**Exercise goal**. Lines with the word "editorialrm" are the answer; copy each of them from the data below.

Records from a dataset:

---------------

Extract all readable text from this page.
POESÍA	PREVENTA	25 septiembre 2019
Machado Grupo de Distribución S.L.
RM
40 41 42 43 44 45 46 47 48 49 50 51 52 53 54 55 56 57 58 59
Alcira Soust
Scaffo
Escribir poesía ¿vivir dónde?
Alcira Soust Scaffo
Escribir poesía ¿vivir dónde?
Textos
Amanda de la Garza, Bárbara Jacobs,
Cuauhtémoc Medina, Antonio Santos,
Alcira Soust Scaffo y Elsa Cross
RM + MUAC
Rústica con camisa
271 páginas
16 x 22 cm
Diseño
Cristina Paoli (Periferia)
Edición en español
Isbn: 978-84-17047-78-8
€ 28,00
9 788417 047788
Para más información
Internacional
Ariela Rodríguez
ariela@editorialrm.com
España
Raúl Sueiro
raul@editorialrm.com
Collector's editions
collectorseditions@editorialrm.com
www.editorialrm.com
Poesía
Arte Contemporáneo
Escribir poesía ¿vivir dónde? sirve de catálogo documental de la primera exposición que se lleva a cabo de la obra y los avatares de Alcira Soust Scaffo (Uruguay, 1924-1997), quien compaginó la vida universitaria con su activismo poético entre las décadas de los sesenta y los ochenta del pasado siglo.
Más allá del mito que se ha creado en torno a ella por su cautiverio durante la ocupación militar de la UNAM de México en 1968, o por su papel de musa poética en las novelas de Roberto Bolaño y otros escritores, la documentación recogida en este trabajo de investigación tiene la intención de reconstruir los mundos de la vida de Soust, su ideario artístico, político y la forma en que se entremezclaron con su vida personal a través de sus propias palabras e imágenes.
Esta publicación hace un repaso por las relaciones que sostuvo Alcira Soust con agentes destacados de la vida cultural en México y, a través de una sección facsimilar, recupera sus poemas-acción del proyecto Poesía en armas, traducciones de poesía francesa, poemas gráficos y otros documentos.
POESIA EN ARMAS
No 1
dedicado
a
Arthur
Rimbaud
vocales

---------------

**Problem solution**.
ariela@editorialrm.com
raul@editorialrm.com
collectorseditions@editorialrm.com
www.editorialrm.com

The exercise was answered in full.